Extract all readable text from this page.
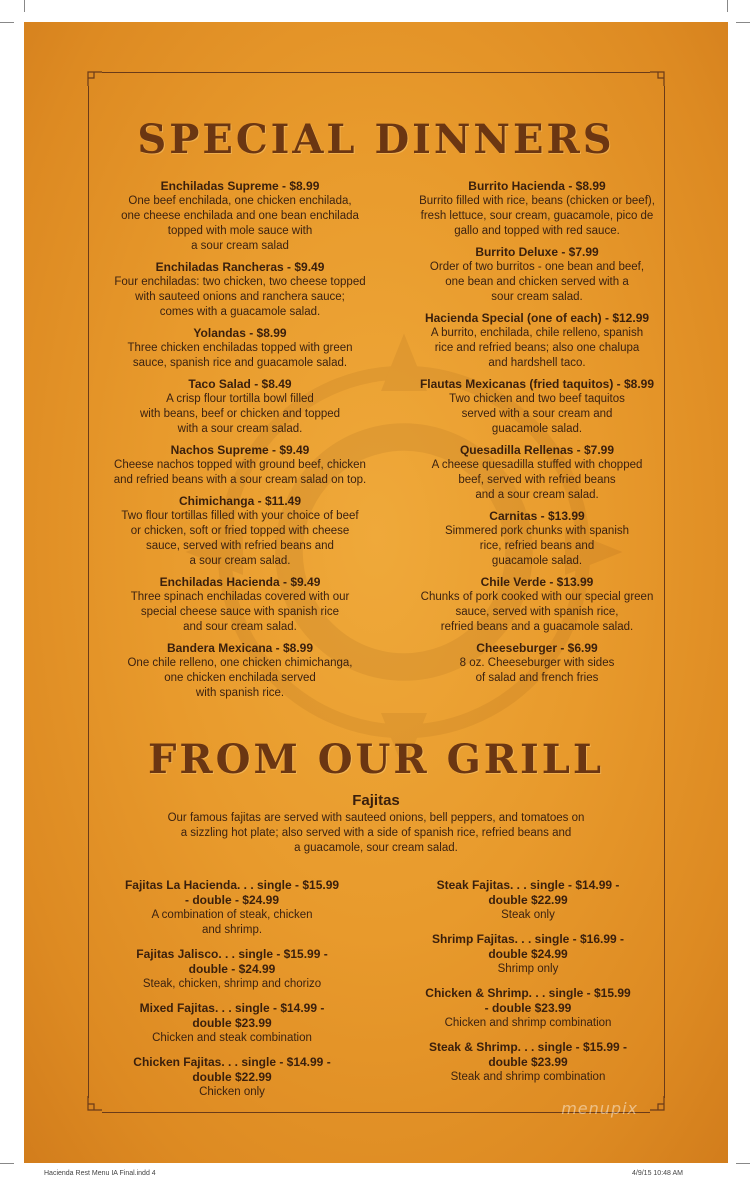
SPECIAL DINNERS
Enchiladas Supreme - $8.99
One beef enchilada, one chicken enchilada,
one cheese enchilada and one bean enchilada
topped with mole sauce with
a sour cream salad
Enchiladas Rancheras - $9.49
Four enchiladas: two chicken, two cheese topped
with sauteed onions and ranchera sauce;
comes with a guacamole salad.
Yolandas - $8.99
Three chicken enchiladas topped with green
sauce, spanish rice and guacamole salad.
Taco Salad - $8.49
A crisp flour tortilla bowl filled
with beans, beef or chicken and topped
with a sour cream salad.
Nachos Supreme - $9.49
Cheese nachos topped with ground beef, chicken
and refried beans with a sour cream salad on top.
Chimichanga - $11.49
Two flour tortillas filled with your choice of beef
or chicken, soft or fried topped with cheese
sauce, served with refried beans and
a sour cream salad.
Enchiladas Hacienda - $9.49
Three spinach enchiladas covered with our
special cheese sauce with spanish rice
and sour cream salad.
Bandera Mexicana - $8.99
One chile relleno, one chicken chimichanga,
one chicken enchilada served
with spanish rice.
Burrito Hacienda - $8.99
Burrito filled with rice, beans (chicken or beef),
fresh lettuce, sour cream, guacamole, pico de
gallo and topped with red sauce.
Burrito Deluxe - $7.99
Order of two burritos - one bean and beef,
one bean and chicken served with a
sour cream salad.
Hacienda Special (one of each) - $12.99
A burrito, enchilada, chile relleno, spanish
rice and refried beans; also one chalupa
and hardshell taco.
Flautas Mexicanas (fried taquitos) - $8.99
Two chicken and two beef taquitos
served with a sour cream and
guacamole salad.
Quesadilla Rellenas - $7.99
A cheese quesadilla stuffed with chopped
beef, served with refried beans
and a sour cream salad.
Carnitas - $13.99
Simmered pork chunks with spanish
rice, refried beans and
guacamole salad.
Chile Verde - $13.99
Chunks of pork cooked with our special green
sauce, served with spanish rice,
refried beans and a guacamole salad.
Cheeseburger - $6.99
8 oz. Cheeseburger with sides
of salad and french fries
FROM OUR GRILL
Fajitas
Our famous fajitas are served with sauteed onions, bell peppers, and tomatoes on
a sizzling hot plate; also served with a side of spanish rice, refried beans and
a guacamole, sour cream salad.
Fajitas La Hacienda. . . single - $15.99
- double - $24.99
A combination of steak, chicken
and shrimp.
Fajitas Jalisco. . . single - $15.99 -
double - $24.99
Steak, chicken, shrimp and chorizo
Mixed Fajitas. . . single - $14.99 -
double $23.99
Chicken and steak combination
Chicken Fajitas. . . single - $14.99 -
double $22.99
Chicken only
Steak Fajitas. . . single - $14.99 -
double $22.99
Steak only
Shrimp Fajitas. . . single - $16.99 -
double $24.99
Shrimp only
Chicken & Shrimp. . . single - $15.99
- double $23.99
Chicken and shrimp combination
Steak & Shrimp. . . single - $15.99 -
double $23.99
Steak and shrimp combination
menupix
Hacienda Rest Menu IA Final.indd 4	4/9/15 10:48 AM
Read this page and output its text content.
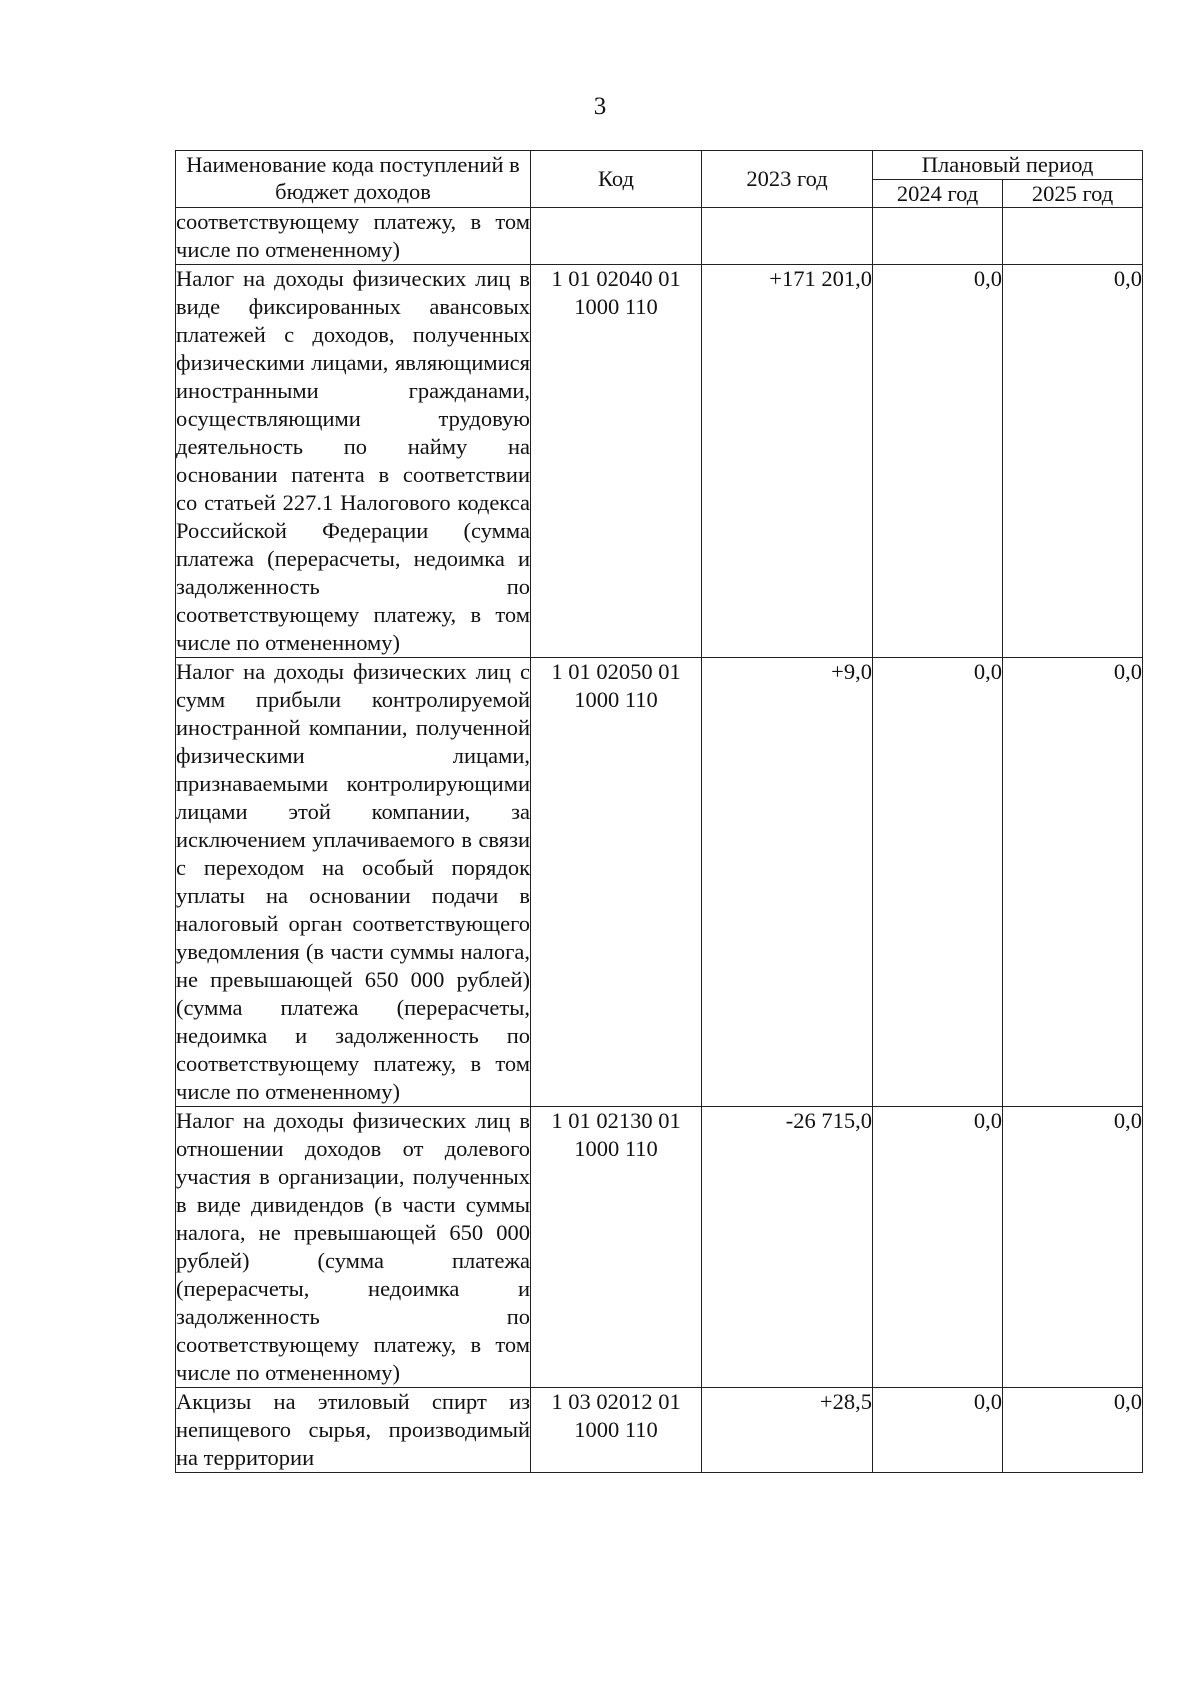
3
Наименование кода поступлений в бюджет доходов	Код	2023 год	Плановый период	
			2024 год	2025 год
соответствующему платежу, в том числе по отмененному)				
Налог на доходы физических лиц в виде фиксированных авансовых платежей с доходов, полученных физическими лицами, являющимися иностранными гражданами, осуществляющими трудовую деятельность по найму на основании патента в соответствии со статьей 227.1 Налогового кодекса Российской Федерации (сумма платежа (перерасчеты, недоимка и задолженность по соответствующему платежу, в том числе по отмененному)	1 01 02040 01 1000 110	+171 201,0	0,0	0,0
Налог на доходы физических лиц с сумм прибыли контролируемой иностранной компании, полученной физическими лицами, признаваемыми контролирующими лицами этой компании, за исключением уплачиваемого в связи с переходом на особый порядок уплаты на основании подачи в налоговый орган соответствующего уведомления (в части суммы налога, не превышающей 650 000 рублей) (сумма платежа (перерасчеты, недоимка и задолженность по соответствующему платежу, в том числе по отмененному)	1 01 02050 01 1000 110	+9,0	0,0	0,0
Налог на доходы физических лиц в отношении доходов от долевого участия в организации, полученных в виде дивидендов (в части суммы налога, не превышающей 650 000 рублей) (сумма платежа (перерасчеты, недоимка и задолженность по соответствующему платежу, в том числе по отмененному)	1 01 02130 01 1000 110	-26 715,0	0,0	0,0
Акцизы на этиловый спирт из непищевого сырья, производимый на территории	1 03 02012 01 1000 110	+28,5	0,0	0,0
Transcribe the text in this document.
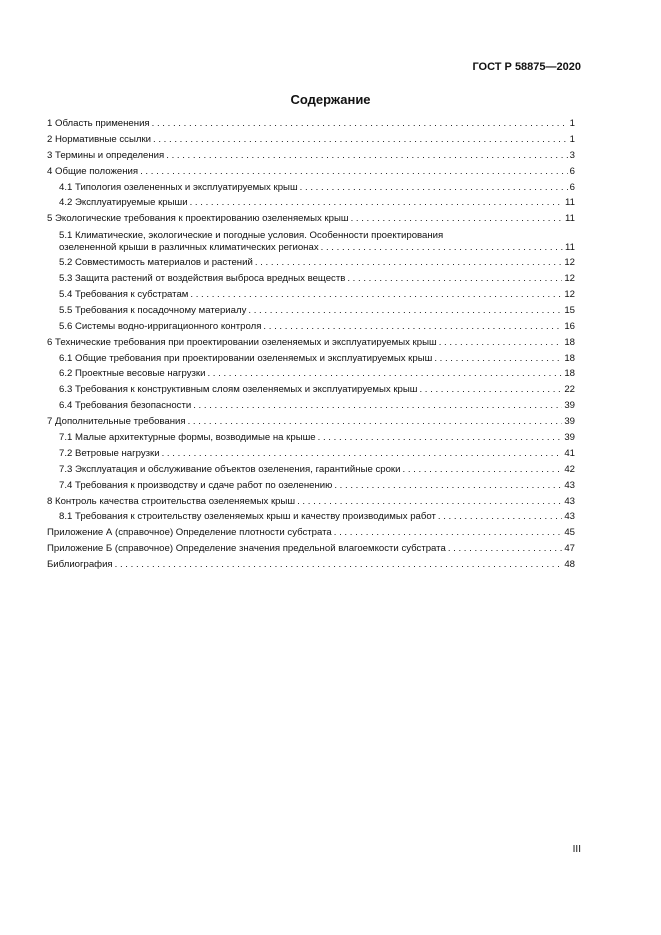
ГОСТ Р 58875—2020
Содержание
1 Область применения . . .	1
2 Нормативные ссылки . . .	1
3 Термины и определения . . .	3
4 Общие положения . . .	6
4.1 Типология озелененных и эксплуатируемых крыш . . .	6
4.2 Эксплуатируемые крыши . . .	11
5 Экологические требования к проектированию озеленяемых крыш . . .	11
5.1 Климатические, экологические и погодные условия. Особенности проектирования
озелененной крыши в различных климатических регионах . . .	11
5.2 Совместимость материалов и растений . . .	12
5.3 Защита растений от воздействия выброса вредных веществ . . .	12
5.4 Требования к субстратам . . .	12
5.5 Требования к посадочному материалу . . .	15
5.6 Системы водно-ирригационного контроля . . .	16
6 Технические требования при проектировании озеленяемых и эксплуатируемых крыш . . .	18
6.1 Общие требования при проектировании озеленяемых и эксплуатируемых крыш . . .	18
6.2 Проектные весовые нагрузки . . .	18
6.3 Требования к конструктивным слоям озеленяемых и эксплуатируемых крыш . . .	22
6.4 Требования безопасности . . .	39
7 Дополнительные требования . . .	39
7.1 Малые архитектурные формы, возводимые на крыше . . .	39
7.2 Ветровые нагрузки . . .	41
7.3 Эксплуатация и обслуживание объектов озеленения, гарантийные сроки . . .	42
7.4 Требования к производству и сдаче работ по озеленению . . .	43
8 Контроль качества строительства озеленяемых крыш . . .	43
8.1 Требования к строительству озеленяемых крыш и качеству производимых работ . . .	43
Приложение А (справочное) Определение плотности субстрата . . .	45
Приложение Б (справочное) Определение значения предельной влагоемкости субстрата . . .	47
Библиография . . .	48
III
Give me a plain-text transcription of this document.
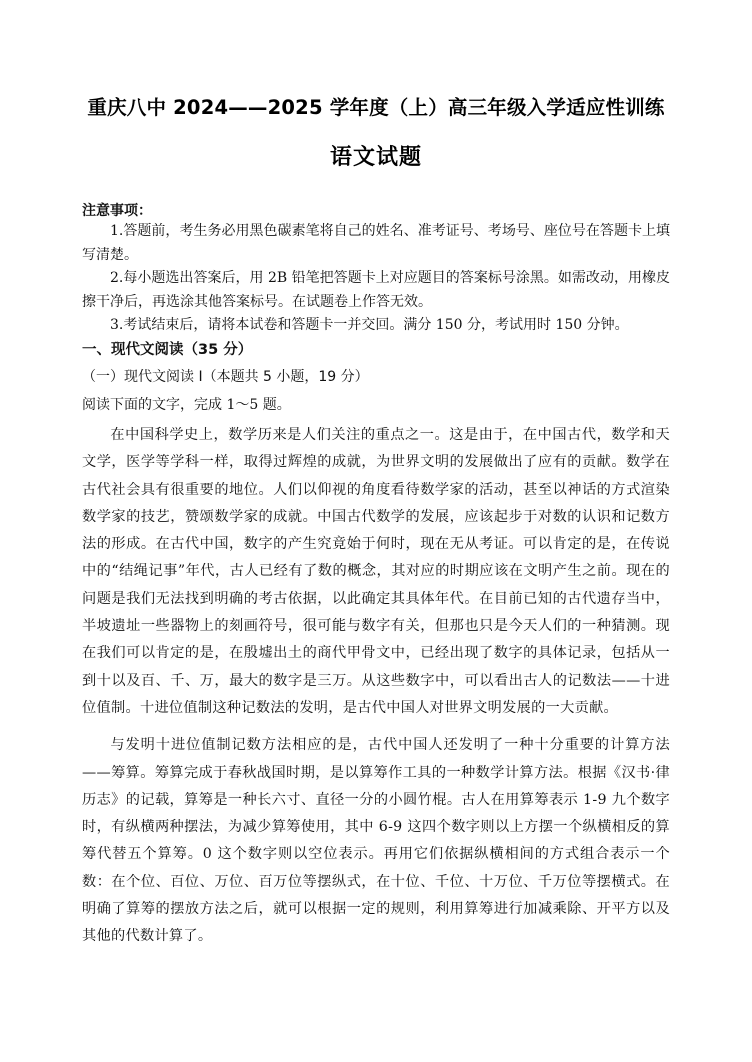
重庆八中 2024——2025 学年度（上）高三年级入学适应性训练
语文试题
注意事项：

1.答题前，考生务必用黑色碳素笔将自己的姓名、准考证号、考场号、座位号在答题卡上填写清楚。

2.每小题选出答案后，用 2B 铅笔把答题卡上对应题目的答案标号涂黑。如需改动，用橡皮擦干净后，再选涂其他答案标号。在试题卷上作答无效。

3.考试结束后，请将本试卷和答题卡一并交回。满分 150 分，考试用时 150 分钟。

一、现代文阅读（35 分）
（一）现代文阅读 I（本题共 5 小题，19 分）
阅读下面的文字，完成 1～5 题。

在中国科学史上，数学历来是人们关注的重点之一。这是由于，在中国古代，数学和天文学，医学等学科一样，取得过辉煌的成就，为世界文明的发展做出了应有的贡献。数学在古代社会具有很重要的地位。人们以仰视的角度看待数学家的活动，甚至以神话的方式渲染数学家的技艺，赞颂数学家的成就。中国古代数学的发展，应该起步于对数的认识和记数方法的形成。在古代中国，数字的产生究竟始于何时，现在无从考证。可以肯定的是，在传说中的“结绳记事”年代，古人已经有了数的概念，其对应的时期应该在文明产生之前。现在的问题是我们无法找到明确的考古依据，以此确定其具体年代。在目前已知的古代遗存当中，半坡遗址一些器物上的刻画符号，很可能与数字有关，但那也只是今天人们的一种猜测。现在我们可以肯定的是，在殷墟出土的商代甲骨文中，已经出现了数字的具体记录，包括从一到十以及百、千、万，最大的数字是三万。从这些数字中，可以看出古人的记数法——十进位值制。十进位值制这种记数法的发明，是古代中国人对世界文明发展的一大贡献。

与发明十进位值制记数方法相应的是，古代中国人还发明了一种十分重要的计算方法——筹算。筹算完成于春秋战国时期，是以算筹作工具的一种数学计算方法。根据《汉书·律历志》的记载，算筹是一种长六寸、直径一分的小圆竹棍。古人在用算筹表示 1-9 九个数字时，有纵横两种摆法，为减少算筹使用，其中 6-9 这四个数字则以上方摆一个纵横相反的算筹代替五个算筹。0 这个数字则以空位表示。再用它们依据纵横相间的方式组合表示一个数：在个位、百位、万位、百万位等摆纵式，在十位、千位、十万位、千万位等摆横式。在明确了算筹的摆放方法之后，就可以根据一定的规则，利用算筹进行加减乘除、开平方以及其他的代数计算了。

====================

Give back, word for word, every line from the one holding "Give me a plain-text" through the last line of the listing. Pictures are excluded.

◆ Task output ◆
Give me a plain-text transcription of this document.
重庆八中 2024——2025 学年度（上）高三年级入学适应性训练
语文试题
注意事项：

1.答题前，考生务必用黑色碳素笔将自己的姓名、准考证号、考场号、座位号在答题卡上填写清楚。

2.每小题选出答案后，用 2B 铅笔把答题卡上对应题目的答案标号涂黑。如需改动，用橡皮擦干净后，再选涂其他答案标号。在试题卷上作答无效。

3.考试结束后，请将本试卷和答题卡一并交回。满分 150 分，考试用时 150 分钟。

一、现代文阅读（35 分）
（一）现代文阅读 I（本题共 5 小题，19 分）
阅读下面的文字，完成 1～5 题。

在中国科学史上，数学历来是人们关注的重点之一。这是由于，在中国古代，数学和天文学，医学等学科一样，取得过辉煌的成就，为世界文明的发展做出了应有的贡献。数学在古代社会具有很重要的地位。人们以仰视的角度看待数学家的活动，甚至以神话的方式渲染数学家的技艺，赞颂数学家的成就。中国古代数学的发展，应该起步于对数的认识和记数方法的形成。在古代中国，数字的产生究竟始于何时，现在无从考证。可以肯定的是，在传说中的“结绳记事”年代，古人已经有了数的概念，其对应的时期应该在文明产生之前。现在的问题是我们无法找到明确的考古依据，以此确定其具体年代。在目前已知的古代遗存当中，半坡遗址一些器物上的刻画符号，很可能与数字有关，但那也只是今天人们的一种猜测。现在我们可以肯定的是，在殷墟出土的商代甲骨文中，已经出现了数字的具体记录，包括从一到十以及百、千、万，最大的数字是三万。从这些数字中，可以看出古人的记数法——十进位值制。十进位值制这种记数法的发明，是古代中国人对世界文明发展的一大贡献。

与发明十进位值制记数方法相应的是，古代中国人还发明了一种十分重要的计算方法——筹算。筹算完成于春秋战国时期，是以算筹作工具的一种数学计算方法。根据《汉书·律历志》的记载，算筹是一种长六寸、直径一分的小圆竹棍。古人在用算筹表示 1-9 九个数字时，有纵横两种摆法，为减少算筹使用，其中 6-9 这四个数字则以上方摆一个纵横相反的算筹代替五个算筹。0 这个数字则以空位表示。再用它们依据纵横相间的方式组合表示一个数：在个位、百位、万位、百万位等摆纵式，在十位、千位、十万位、千万位等摆横式。在明确了算筹的摆放方法之后，就可以根据一定的规则，利用算筹进行加减乘除、开平方以及其他的代数计算了。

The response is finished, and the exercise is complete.